## Set task:
Find the lines with the string "message" and return them.

## Data shown:
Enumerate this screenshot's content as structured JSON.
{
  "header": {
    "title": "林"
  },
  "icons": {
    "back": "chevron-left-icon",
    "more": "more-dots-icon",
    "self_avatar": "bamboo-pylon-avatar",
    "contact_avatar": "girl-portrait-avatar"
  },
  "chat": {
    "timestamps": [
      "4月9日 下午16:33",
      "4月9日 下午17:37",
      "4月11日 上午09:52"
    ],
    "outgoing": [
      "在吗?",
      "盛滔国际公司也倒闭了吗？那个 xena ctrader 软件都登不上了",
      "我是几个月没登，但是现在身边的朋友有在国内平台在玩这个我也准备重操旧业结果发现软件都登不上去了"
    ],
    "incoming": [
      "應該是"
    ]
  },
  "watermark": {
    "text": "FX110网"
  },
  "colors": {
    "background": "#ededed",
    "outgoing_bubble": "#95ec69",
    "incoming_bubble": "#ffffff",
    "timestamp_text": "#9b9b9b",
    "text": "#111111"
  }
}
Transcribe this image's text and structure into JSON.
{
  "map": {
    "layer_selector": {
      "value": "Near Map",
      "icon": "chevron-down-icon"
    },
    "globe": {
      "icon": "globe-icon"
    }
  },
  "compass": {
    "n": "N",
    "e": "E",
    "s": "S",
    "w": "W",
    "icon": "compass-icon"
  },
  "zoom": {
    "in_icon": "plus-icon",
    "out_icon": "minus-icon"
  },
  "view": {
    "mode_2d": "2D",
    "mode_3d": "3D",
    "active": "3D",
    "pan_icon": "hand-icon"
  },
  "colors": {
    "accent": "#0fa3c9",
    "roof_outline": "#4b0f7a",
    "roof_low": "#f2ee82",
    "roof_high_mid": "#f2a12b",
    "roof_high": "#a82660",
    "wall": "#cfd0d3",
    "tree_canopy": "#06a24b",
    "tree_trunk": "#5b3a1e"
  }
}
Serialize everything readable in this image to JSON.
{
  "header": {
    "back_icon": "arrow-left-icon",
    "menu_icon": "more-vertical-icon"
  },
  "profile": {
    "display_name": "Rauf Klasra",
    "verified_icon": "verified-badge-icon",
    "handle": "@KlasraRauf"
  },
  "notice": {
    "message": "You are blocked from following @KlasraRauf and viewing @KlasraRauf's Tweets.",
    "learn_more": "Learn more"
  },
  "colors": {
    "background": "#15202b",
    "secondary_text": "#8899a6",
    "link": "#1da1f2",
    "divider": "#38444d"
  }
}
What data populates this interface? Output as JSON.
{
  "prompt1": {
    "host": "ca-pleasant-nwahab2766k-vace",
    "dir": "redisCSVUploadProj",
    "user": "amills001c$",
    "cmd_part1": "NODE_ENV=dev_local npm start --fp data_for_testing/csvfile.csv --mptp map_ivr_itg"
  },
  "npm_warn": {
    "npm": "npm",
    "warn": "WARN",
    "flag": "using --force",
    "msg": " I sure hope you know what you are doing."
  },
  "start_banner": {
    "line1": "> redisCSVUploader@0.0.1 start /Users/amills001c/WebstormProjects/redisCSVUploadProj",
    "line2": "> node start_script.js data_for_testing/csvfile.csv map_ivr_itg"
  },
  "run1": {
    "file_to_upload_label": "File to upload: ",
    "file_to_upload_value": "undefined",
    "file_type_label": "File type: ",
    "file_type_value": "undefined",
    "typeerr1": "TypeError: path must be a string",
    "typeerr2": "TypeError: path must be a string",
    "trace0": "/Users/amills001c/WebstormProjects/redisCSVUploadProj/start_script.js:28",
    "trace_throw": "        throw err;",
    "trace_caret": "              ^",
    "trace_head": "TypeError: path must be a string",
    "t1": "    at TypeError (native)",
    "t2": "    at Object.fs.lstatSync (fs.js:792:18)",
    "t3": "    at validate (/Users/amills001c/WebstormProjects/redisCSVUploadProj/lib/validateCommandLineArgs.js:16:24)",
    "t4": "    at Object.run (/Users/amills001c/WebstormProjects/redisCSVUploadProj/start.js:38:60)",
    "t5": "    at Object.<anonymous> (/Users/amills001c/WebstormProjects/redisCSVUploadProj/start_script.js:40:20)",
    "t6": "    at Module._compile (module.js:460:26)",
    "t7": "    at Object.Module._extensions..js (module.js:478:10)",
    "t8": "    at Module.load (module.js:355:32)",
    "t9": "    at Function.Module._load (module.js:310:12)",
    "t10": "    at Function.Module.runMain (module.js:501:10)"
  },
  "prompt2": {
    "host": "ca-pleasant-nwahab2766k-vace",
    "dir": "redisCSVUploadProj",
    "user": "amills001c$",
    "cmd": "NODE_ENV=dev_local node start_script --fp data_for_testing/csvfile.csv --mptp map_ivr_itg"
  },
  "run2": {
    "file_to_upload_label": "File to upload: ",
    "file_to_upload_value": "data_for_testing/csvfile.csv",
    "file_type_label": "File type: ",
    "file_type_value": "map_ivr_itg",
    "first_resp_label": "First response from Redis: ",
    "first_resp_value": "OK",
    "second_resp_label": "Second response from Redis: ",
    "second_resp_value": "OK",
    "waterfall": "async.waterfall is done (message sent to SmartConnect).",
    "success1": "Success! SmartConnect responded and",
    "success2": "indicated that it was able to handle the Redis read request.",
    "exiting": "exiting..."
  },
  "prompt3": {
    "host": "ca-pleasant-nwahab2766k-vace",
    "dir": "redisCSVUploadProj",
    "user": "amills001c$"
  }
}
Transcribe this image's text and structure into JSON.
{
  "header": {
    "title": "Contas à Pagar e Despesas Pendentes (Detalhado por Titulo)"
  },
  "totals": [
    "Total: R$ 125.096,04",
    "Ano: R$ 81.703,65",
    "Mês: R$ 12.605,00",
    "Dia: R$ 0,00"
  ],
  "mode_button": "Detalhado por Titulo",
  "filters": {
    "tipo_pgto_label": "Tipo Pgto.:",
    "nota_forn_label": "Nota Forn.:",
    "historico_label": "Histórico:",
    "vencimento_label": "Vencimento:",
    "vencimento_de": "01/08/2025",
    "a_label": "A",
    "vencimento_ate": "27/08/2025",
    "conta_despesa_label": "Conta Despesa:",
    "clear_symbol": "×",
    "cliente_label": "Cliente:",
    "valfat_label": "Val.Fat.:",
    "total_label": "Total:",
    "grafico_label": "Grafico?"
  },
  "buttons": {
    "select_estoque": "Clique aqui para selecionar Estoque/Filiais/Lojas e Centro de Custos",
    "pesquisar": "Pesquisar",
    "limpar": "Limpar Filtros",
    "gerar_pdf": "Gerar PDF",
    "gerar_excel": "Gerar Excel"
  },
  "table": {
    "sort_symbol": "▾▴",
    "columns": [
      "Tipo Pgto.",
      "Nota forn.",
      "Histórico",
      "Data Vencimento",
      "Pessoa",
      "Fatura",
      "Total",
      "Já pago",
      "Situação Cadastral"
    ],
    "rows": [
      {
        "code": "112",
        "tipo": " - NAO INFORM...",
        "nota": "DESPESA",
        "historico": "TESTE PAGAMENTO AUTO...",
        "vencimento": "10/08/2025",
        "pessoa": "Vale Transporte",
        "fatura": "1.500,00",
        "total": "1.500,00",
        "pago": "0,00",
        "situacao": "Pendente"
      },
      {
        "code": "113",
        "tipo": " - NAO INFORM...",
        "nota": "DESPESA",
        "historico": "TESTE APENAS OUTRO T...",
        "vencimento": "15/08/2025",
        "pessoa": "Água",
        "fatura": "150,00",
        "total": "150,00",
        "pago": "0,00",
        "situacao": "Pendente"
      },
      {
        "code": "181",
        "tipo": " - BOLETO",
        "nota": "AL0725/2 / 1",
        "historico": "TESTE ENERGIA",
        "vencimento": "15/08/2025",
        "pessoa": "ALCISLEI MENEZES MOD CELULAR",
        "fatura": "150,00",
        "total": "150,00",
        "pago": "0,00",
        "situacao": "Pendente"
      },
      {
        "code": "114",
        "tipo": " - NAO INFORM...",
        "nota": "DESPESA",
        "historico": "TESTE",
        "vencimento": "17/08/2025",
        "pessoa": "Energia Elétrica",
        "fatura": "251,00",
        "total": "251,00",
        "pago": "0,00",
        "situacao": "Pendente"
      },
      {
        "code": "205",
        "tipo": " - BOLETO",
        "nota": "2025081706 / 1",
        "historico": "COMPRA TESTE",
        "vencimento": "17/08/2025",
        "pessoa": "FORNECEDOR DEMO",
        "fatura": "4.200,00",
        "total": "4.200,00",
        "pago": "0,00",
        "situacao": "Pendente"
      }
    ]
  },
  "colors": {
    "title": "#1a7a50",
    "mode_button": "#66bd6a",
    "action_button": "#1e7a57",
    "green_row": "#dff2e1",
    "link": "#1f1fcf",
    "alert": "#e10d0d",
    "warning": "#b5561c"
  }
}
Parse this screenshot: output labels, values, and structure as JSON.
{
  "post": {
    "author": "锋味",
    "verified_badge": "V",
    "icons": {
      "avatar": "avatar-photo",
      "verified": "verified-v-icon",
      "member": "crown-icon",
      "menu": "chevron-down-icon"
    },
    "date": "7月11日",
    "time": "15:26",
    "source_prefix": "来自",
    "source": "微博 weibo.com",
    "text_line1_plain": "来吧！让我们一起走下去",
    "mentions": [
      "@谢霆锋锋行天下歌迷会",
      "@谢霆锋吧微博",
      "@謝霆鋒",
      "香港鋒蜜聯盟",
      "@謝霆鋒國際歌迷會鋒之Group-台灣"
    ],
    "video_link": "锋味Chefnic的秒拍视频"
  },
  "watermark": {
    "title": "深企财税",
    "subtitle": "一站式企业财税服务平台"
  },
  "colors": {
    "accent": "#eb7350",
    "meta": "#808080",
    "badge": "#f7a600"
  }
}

## Task response:
    "message": "You are blocked from following @KlasraRauf and viewing @KlasraRauf's Tweets.",
    "waterfall": "async.waterfall is done (message sent to SmartConnect).",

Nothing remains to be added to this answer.